### Challenge
Begin at the line that contains "Parse this screenshot: output" and repeat every line from there to the end of the records below, inclusive, without adding any other line.

### Exercise inputs
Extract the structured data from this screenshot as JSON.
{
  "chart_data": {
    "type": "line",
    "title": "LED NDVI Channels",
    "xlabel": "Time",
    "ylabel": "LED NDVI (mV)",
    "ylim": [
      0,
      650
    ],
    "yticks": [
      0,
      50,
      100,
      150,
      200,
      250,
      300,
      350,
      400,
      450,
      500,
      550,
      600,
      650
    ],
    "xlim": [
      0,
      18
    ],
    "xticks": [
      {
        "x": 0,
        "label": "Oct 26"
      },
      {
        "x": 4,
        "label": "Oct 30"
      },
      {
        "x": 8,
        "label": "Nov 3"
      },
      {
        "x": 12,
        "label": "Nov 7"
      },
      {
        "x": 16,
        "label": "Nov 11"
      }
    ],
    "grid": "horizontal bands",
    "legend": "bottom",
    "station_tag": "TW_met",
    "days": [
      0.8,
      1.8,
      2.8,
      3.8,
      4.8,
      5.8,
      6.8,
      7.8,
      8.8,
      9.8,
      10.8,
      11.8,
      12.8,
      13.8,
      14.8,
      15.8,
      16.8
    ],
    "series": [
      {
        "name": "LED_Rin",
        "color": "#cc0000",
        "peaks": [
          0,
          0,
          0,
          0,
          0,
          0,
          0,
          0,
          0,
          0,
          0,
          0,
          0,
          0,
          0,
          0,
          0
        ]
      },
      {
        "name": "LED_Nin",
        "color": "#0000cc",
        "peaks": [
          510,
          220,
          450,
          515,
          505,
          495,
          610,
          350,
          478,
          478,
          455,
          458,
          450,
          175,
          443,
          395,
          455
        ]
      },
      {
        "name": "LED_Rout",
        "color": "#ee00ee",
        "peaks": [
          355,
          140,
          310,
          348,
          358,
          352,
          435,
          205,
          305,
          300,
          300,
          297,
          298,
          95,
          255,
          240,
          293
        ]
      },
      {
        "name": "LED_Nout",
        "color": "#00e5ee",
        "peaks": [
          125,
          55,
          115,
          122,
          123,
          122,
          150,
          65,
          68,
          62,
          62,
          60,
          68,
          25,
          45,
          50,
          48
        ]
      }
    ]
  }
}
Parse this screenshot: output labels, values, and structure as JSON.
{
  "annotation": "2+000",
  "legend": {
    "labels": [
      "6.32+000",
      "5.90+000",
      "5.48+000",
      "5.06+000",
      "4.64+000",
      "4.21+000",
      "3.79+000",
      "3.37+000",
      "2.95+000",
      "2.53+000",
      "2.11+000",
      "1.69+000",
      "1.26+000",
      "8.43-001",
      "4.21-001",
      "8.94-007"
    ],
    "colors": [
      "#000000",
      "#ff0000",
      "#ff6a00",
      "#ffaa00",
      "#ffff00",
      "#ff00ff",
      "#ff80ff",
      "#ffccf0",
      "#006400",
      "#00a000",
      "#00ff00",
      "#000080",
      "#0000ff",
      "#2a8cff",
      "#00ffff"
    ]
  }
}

### Result of this exercise
Parse this screenshot: output labels, values, and structure as JSON.
{
  "annotation": "2+000",
  "legend": {
    "labels": [
      "6.32+000",
      "5.90+000",
      "5.48+000",
      "5.06+000",
      "4.64+000",
      "4.21+000",
      "3.79+000",
      "3.37+000",
      "2.95+000",
      "2.53+000",
      "2.11+000",
      "1.69+000",
      "1.26+000",
      "8.43-001",
      "4.21-001",
      "8.94-007"
    ],
    "colors": [
      "#000000",
      "#ff0000",
      "#ff6a00",
      "#ffaa00",
      "#ffff00",
      "#ff00ff",
      "#ff80ff",
      "#ffccf0",
      "#006400",
      "#00a000",
      "#00ff00",
      "#000080",
      "#0000ff",
      "#2a8cff",
      "#00ffff"
    ]
  }
}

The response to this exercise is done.